- **Stated task**
Locate the string "strength" in the records below. Copy every line where it occurs.

(Source records)
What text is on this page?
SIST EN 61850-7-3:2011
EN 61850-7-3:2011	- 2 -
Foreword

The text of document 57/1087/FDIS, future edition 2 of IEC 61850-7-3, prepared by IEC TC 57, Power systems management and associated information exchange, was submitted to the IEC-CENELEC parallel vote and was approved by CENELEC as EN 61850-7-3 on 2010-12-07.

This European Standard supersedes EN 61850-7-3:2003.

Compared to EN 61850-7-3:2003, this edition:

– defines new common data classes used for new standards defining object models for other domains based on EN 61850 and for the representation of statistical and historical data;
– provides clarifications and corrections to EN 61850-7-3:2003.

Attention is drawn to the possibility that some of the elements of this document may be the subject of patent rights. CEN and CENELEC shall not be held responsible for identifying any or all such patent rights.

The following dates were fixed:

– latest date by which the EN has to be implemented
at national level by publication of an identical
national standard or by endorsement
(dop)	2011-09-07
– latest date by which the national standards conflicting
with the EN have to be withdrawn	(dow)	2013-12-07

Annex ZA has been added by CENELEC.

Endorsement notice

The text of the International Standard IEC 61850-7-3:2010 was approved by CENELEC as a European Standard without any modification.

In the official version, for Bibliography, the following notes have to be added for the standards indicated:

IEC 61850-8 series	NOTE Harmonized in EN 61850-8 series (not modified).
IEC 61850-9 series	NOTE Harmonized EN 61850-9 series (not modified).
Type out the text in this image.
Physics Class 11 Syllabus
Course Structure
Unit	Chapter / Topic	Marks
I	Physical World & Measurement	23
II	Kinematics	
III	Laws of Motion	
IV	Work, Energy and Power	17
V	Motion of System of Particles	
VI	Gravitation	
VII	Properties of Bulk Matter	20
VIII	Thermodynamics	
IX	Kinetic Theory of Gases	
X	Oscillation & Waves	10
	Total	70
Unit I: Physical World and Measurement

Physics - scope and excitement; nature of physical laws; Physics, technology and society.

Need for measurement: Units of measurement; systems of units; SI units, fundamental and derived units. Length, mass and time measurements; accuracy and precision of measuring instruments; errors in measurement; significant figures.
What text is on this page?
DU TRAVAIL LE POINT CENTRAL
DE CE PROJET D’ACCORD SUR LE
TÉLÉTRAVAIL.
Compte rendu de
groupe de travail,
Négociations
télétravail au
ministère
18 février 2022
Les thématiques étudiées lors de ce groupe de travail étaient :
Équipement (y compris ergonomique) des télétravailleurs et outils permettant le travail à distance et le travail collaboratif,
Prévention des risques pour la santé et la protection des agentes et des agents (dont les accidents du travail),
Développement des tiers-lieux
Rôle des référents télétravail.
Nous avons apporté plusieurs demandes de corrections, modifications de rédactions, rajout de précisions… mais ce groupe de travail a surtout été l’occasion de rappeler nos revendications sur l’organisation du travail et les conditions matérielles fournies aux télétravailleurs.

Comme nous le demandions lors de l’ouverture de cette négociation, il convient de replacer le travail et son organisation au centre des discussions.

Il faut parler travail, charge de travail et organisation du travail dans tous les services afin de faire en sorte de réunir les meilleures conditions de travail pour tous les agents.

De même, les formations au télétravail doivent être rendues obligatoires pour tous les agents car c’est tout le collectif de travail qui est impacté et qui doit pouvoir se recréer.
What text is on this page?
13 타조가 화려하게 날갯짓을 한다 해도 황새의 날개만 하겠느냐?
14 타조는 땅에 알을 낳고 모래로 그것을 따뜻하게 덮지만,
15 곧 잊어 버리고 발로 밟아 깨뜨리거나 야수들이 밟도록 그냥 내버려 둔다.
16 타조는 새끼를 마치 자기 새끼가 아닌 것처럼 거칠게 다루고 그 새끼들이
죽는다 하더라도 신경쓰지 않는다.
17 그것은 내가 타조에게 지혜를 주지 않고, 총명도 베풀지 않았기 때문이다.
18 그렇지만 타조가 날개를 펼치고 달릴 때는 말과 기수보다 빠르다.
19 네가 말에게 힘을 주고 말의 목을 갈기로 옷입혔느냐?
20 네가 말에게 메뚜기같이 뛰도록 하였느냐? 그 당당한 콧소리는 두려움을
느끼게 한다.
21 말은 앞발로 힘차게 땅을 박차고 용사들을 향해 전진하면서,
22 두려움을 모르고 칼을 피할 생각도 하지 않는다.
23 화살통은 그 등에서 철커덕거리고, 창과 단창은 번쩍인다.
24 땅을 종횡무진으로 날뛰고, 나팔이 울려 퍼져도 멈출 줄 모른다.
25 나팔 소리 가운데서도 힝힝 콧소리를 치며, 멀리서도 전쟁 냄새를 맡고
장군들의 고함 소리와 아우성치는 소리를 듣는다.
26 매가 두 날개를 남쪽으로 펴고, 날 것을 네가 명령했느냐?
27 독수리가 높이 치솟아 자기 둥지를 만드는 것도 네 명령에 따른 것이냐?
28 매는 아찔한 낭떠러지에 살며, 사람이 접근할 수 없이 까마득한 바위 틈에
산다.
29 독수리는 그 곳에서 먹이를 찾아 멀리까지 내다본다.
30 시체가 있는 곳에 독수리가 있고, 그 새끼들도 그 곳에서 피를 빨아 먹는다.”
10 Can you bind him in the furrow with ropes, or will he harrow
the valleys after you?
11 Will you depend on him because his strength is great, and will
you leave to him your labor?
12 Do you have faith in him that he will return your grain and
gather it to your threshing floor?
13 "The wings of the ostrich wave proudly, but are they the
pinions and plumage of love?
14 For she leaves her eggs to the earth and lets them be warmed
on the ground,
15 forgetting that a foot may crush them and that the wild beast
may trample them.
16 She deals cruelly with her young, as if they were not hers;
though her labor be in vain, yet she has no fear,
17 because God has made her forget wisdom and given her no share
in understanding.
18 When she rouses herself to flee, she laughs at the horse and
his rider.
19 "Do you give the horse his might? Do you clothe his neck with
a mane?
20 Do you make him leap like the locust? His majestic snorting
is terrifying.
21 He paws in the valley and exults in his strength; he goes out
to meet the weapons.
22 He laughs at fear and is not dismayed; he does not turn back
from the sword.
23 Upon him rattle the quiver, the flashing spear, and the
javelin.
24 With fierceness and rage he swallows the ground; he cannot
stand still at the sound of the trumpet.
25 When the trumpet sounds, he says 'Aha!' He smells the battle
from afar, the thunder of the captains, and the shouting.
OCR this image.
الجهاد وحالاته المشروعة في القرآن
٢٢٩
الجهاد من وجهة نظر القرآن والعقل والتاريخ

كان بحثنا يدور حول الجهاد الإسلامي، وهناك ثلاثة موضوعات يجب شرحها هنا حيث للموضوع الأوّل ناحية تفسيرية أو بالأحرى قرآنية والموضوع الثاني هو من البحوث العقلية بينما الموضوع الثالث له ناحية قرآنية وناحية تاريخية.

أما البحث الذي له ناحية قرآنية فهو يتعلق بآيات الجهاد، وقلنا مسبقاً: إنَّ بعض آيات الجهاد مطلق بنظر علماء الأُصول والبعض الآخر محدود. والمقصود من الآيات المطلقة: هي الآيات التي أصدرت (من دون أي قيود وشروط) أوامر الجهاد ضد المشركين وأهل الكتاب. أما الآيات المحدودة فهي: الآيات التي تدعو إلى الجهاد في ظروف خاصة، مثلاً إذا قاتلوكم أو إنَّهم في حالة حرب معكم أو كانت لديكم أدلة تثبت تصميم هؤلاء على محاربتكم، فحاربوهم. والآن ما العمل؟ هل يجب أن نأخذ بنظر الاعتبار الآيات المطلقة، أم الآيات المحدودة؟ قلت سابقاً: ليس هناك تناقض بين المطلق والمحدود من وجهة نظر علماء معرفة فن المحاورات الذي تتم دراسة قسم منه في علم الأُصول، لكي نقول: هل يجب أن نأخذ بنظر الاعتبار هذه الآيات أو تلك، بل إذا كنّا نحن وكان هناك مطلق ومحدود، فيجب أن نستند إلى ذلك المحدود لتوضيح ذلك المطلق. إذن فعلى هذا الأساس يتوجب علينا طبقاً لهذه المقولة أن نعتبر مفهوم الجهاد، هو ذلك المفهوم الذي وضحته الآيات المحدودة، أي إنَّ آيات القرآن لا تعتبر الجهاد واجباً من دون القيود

- **Exercise result**
11 Will you depend on him because his strength is great, and will
21 He paws in the valley and exults in his strength; he goes out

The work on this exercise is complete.